_GOAL OF THE EXERCISE_
An exact copy of every record is needed.

_DATA RECORDS_
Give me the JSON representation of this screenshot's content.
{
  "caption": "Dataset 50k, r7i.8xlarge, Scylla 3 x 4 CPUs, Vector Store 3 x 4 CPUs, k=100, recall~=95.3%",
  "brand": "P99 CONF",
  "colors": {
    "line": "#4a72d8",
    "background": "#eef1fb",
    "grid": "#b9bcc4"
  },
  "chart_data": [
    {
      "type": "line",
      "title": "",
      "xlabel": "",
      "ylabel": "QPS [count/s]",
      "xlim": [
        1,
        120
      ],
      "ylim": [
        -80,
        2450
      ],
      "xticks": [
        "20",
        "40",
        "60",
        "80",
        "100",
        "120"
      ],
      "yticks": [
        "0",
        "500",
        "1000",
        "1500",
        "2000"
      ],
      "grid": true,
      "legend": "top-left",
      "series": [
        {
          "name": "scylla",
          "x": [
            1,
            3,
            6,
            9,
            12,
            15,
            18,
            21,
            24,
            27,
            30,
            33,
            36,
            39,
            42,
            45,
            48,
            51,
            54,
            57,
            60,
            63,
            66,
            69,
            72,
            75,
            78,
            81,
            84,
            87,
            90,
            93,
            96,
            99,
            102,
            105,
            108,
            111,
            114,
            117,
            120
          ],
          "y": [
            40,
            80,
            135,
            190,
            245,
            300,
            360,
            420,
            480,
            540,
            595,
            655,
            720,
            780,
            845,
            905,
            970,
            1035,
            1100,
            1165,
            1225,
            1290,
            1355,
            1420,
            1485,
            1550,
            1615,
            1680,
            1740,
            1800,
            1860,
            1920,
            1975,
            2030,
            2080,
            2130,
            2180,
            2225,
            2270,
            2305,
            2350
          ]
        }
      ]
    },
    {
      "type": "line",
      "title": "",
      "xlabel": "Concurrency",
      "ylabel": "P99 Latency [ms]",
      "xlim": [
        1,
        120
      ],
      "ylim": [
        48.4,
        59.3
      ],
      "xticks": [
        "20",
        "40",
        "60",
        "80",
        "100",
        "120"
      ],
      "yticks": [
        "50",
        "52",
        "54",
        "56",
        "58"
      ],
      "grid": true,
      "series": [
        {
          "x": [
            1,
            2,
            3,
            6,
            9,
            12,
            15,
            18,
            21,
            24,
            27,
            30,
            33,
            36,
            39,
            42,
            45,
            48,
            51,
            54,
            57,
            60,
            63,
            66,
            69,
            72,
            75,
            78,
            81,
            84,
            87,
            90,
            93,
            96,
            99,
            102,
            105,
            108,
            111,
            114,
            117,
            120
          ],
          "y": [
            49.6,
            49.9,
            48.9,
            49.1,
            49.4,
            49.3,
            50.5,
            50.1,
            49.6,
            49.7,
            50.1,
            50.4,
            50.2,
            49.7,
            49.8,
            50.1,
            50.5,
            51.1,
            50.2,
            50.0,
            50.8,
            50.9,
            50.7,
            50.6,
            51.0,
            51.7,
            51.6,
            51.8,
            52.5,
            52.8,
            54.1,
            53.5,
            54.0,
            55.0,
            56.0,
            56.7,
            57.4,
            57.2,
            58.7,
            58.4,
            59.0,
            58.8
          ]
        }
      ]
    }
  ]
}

_EXERCISE SOLUTION_
Give me the JSON representation of this screenshot's content.
{
  "caption": "Dataset 50k, r7i.8xlarge, Scylla 3 x 4 CPUs, Vector Store 3 x 4 CPUs, k=100, recall~=95.3%",
  "brand": "P99 CONF",
  "colors": {
    "line": "#4a72d8",
    "background": "#eef1fb",
    "grid": "#b9bcc4"
  },
  "chart_data": [
    {
      "type": "line",
      "title": "",
      "xlabel": "",
      "ylabel": "QPS [count/s]",
      "xlim": [
        1,
        120
      ],
      "ylim": [
        -80,
        2450
      ],
      "xticks": [
        "20",
        "40",
        "60",
        "80",
        "100",
        "120"
      ],
      "yticks": [
        "0",
        "500",
        "1000",
        "1500",
        "2000"
      ],
      "grid": true,
      "legend": "top-left",
      "series": [
        {
          "name": "scylla",
          "x": [
            1,
            3,
            6,
            9,
            12,
            15,
            18,
            21,
            24,
            27,
            30,
            33,
            36,
            39,
            42,
            45,
            48,
            51,
            54,
            57,
            60,
            63,
            66,
            69,
            72,
            75,
            78,
            81,
            84,
            87,
            90,
            93,
            96,
            99,
            102,
            105,
            108,
            111,
            114,
            117,
            120
          ],
          "y": [
            40,
            80,
            135,
            190,
            245,
            300,
            360,
            420,
            480,
            540,
            595,
            655,
            720,
            780,
            845,
            905,
            970,
            1035,
            1100,
            1165,
            1225,
            1290,
            1355,
            1420,
            1485,
            1550,
            1615,
            1680,
            1740,
            1800,
            1860,
            1920,
            1975,
            2030,
            2080,
            2130,
            2180,
            2225,
            2270,
            2305,
            2350
          ]
        }
      ]
    },
    {
      "type": "line",
      "title": "",
      "xlabel": "Concurrency",
      "ylabel": "P99 Latency [ms]",
      "xlim": [
        1,
        120
      ],
      "ylim": [
        48.4,
        59.3
      ],
      "xticks": [
        "20",
        "40",
        "60",
        "80",
        "100",
        "120"
      ],
      "yticks": [
        "50",
        "52",
        "54",
        "56",
        "58"
      ],
      "grid": true,
      "series": [
        {
          "x": [
            1,
            2,
            3,
            6,
            9,
            12,
            15,
            18,
            21,
            24,
            27,
            30,
            33,
            36,
            39,
            42,
            45,
            48,
            51,
            54,
            57,
            60,
            63,
            66,
            69,
            72,
            75,
            78,
            81,
            84,
            87,
            90,
            93,
            96,
            99,
            102,
            105,
            108,
            111,
            114,
            117,
            120
          ],
          "y": [
            49.6,
            49.9,
            48.9,
            49.1,
            49.4,
            49.3,
            50.5,
            50.1,
            49.6,
            49.7,
            50.1,
            50.4,
            50.2,
            49.7,
            49.8,
            50.1,
            50.5,
            51.1,
            50.2,
            50.0,
            50.8,
            50.9,
            50.7,
            50.6,
            51.0,
            51.7,
            51.6,
            51.8,
            52.5,
            52.8,
            54.1,
            53.5,
            54.0,
            55.0,
            56.0,
            56.7,
            57.4,
            57.2,
            58.7,
            58.4,
            59.0,
            58.8
          ]
        }
      ]
    }
  ]
}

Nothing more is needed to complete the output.